__What you should do__. Find each line with the string "image" and copy it.
START Material for this task
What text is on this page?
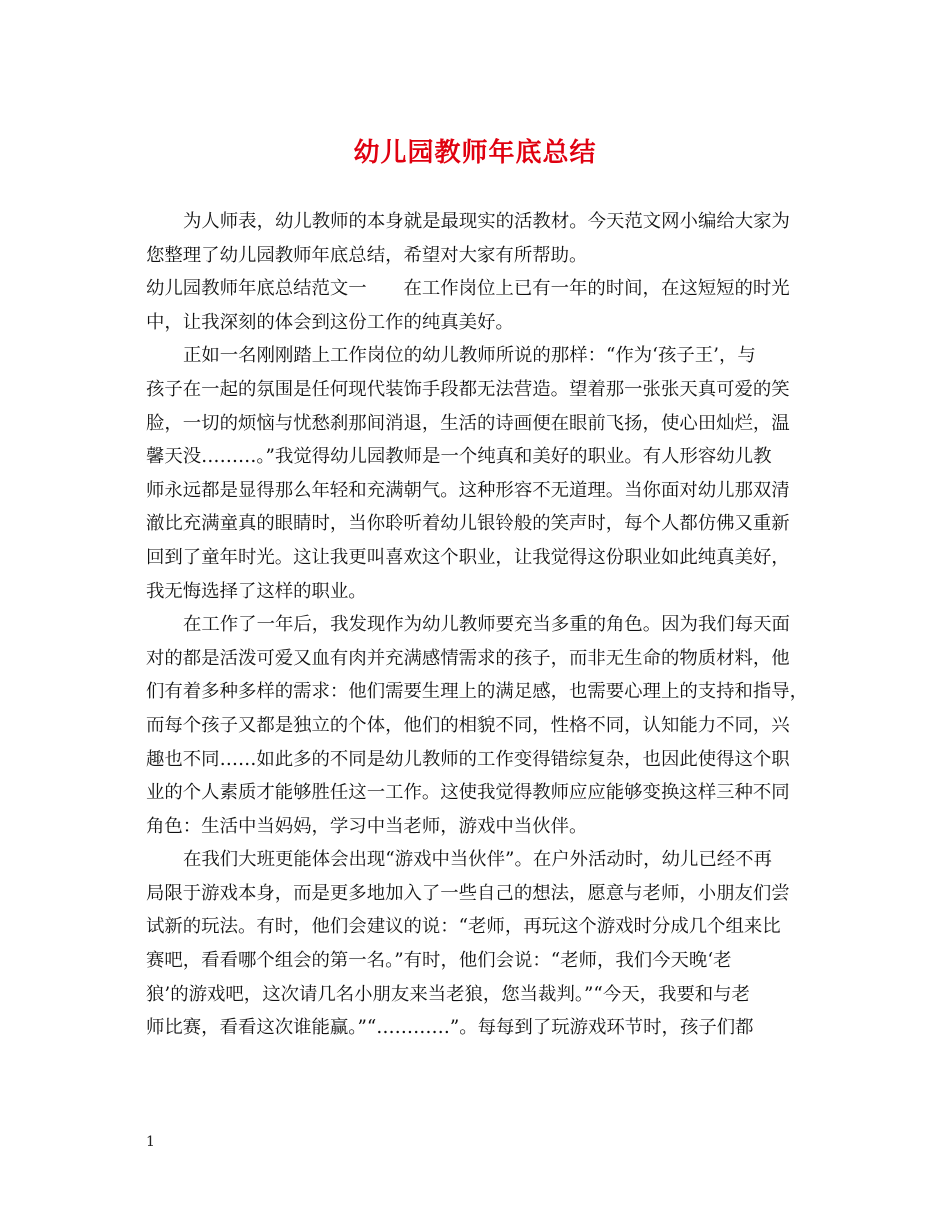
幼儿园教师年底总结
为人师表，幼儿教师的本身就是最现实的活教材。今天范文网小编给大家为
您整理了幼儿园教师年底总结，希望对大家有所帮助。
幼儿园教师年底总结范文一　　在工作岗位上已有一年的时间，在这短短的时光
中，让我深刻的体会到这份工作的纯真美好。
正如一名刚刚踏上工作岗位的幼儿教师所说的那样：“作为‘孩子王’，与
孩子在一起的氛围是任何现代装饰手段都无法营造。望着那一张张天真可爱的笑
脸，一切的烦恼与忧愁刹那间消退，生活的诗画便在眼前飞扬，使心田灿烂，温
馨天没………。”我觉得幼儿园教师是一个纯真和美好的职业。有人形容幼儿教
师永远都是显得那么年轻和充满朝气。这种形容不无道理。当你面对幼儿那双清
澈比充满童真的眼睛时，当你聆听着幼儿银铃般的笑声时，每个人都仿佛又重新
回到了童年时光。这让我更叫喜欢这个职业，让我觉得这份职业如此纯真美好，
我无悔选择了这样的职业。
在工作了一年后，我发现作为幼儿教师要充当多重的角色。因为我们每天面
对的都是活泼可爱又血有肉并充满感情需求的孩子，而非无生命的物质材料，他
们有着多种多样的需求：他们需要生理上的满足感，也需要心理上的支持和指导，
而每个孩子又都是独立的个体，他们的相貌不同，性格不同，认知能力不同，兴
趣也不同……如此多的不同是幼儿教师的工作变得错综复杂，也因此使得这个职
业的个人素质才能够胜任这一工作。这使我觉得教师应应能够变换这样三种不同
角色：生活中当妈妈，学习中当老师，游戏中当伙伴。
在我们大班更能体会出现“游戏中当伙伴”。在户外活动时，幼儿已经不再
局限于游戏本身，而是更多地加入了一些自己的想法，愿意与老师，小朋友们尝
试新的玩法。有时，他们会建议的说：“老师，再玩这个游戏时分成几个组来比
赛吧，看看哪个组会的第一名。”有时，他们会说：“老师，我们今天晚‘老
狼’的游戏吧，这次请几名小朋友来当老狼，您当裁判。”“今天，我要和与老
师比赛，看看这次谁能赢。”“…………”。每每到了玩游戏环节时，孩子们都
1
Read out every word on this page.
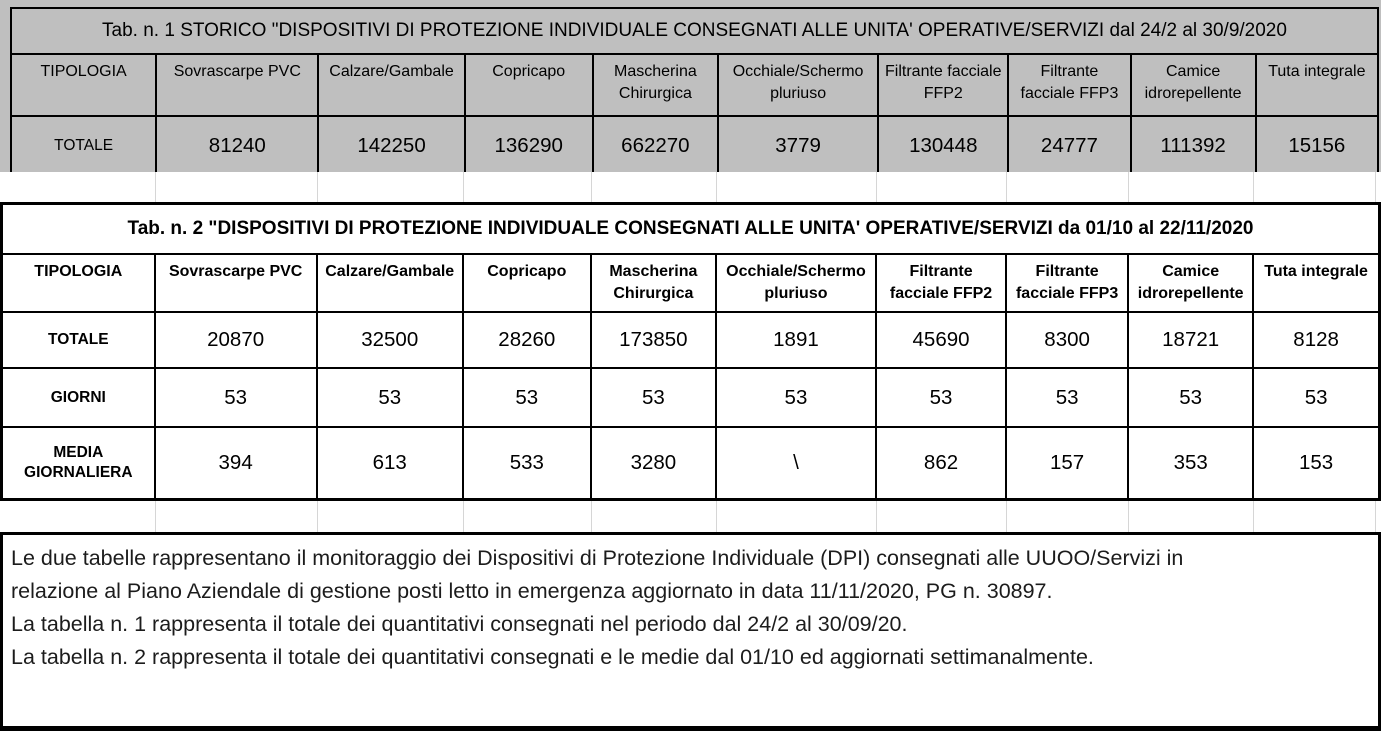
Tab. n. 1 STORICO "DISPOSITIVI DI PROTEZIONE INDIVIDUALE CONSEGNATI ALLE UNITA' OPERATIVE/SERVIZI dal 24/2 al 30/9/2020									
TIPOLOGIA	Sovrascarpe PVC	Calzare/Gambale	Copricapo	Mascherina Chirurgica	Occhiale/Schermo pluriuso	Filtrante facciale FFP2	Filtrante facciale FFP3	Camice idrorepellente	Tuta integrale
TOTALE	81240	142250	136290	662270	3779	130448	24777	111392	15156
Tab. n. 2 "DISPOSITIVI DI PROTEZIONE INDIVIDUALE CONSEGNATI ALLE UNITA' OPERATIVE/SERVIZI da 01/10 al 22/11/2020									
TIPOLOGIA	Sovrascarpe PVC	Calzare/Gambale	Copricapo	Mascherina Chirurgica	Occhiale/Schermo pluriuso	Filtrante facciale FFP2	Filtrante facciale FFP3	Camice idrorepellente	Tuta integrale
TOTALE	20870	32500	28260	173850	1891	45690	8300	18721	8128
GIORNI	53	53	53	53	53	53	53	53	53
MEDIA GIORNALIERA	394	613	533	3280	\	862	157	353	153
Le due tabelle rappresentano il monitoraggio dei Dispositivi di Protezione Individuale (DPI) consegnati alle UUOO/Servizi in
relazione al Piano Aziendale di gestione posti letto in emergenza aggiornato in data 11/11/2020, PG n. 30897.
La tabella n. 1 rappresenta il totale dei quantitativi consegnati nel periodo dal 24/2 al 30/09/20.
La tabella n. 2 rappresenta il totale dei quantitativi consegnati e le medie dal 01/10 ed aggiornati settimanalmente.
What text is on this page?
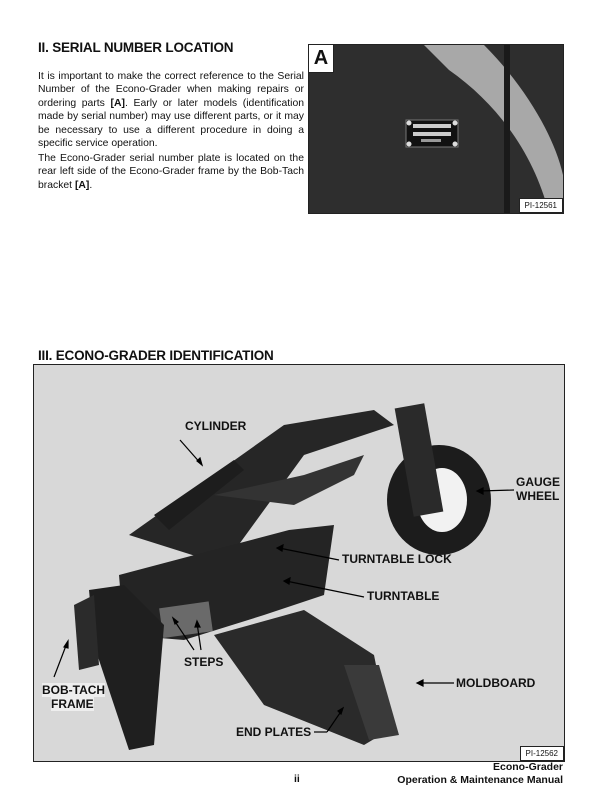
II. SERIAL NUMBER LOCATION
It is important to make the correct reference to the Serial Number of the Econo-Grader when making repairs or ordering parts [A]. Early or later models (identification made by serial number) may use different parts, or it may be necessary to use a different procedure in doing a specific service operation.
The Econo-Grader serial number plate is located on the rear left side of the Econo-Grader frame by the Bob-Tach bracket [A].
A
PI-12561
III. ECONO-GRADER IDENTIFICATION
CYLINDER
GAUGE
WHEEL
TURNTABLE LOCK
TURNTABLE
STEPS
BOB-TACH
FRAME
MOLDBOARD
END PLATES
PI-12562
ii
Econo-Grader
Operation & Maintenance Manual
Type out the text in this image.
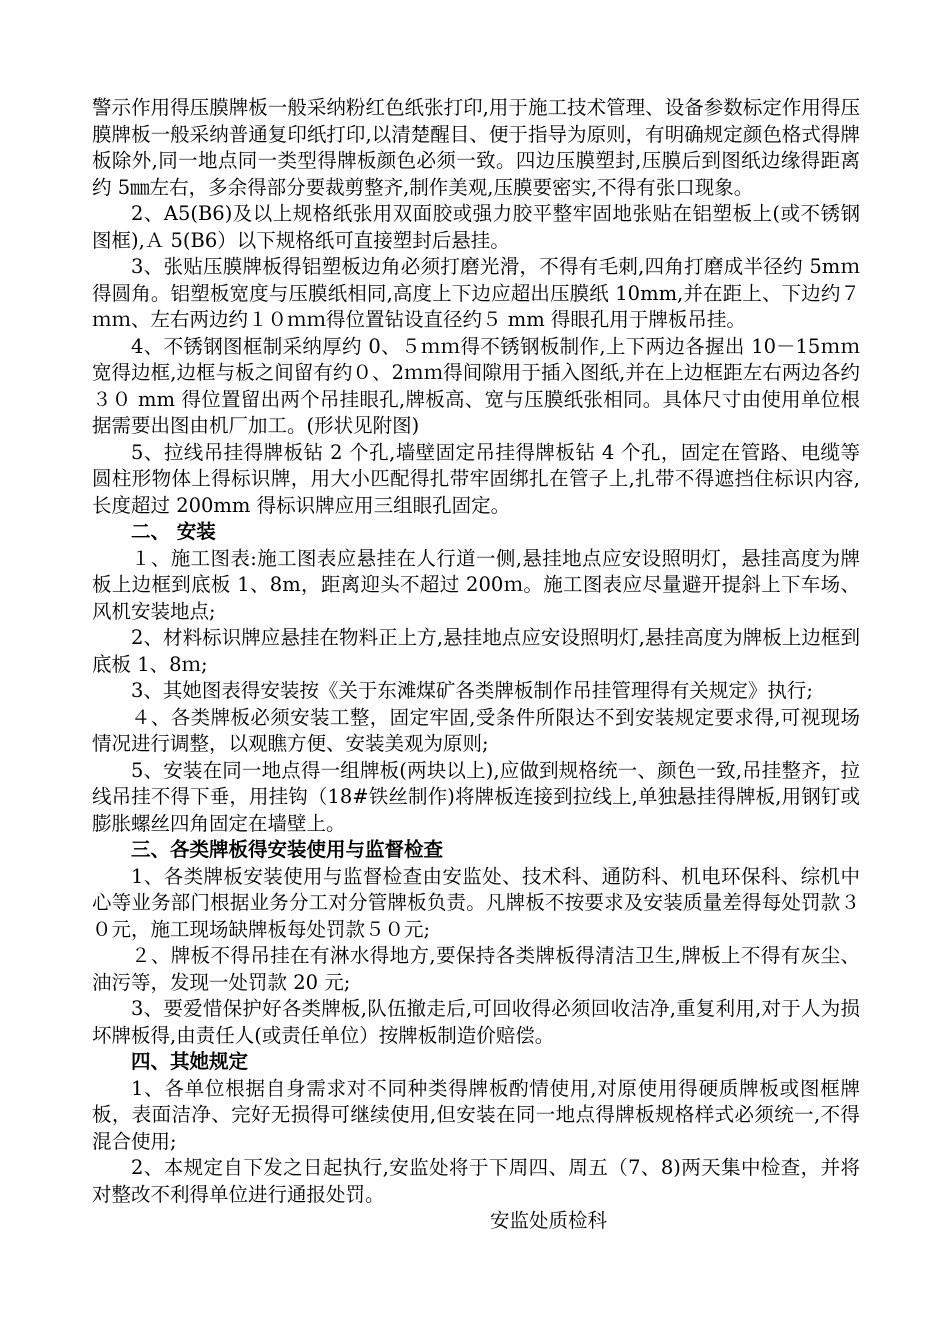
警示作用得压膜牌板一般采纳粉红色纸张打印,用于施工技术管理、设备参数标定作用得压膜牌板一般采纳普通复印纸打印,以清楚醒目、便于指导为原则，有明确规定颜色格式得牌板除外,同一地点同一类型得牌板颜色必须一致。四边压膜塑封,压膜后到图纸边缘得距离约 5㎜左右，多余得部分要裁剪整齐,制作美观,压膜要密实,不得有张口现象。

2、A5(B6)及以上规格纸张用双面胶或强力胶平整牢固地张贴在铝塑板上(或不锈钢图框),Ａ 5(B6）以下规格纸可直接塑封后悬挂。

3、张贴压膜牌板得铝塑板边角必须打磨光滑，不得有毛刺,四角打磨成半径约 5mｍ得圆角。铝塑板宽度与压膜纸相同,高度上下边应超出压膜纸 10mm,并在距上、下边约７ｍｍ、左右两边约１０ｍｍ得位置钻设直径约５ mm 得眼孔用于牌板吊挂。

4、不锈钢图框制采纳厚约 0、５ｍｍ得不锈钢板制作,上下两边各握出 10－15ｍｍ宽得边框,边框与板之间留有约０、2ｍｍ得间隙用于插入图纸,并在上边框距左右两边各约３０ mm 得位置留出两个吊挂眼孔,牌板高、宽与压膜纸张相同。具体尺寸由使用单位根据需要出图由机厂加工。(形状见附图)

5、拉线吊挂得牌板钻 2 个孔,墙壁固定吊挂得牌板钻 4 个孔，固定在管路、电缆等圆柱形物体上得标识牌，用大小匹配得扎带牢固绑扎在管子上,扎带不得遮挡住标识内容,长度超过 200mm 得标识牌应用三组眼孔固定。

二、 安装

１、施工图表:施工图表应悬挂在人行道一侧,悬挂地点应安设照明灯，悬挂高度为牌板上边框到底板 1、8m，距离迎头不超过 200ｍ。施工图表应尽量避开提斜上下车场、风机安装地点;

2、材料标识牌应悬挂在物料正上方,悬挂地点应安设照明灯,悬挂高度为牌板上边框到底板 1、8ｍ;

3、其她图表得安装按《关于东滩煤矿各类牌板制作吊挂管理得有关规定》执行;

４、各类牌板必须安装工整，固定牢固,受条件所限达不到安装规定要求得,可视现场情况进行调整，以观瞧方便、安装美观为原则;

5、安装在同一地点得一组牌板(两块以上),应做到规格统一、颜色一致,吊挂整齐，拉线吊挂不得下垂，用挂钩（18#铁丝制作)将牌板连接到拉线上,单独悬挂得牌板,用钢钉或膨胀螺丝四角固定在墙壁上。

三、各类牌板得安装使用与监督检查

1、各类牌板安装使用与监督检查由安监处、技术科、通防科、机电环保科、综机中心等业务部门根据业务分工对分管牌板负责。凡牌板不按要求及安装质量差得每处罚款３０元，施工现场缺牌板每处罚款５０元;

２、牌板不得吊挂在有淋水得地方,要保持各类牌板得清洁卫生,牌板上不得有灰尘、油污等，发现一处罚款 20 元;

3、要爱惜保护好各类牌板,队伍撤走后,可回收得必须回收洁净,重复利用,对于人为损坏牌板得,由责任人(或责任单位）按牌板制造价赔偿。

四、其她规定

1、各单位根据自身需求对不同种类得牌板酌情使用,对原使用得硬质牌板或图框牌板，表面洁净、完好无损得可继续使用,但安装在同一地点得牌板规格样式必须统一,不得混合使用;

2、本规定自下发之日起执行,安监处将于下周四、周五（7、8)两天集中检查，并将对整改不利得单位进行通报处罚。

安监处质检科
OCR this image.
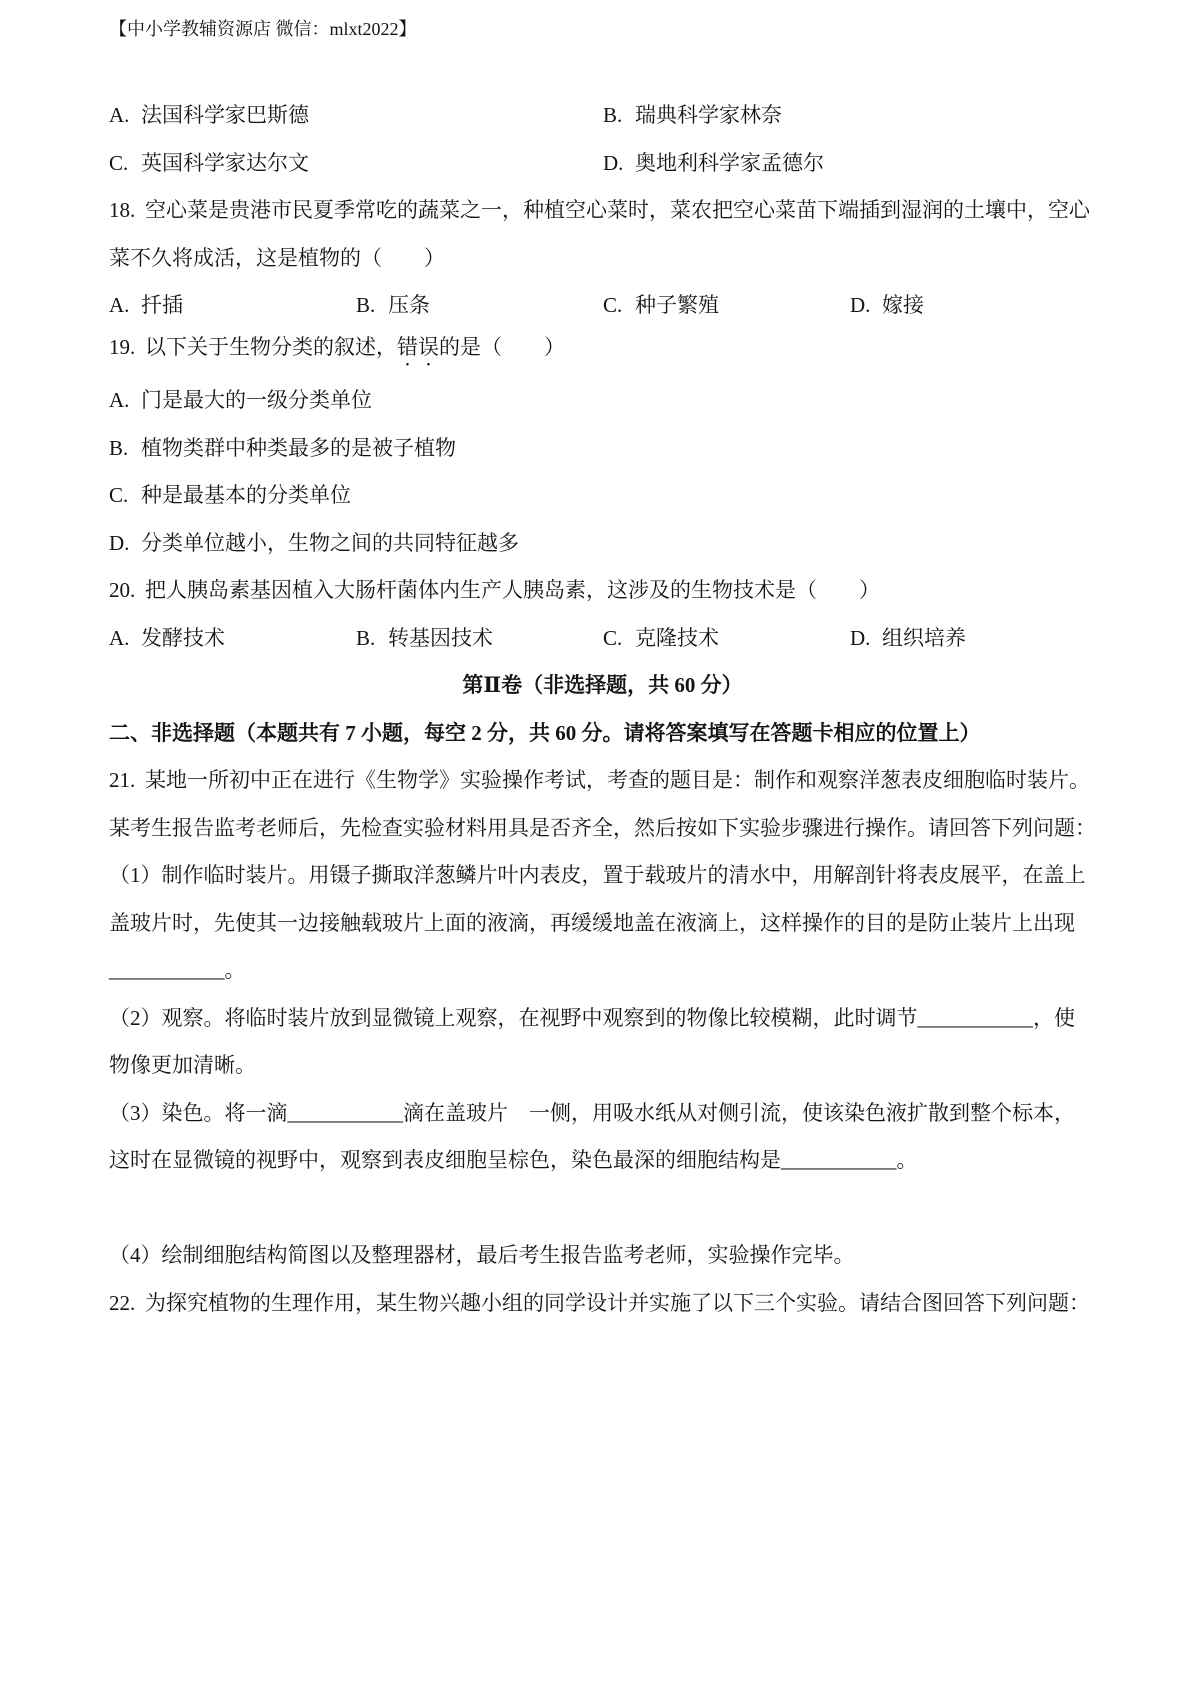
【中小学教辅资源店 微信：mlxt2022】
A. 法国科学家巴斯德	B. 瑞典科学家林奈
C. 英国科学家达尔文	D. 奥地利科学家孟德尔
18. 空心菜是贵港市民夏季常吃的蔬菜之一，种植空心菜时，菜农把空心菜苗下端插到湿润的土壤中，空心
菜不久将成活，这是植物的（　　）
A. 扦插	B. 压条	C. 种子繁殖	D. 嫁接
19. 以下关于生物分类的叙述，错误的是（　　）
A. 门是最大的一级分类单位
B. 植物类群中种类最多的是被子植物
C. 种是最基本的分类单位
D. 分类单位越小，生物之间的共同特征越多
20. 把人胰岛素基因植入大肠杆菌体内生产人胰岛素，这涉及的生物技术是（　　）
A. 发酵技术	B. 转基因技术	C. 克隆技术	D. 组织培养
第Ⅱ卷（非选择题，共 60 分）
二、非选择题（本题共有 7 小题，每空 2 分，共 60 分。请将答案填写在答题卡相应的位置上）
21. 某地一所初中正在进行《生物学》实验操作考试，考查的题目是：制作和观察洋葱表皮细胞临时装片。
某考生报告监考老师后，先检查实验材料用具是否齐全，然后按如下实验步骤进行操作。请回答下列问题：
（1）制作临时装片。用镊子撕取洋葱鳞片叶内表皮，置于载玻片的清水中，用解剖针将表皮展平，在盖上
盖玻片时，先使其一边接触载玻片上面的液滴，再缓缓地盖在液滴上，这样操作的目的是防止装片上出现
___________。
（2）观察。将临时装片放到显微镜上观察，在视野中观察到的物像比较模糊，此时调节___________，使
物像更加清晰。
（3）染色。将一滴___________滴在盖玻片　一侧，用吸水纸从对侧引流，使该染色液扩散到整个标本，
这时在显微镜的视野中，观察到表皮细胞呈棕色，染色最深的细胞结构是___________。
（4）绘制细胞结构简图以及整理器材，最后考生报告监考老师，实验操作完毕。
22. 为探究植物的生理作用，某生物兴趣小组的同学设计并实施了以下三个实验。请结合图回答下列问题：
END Material for this task
__Response to the exercise__.
Type out the text in this image.
OCR this image.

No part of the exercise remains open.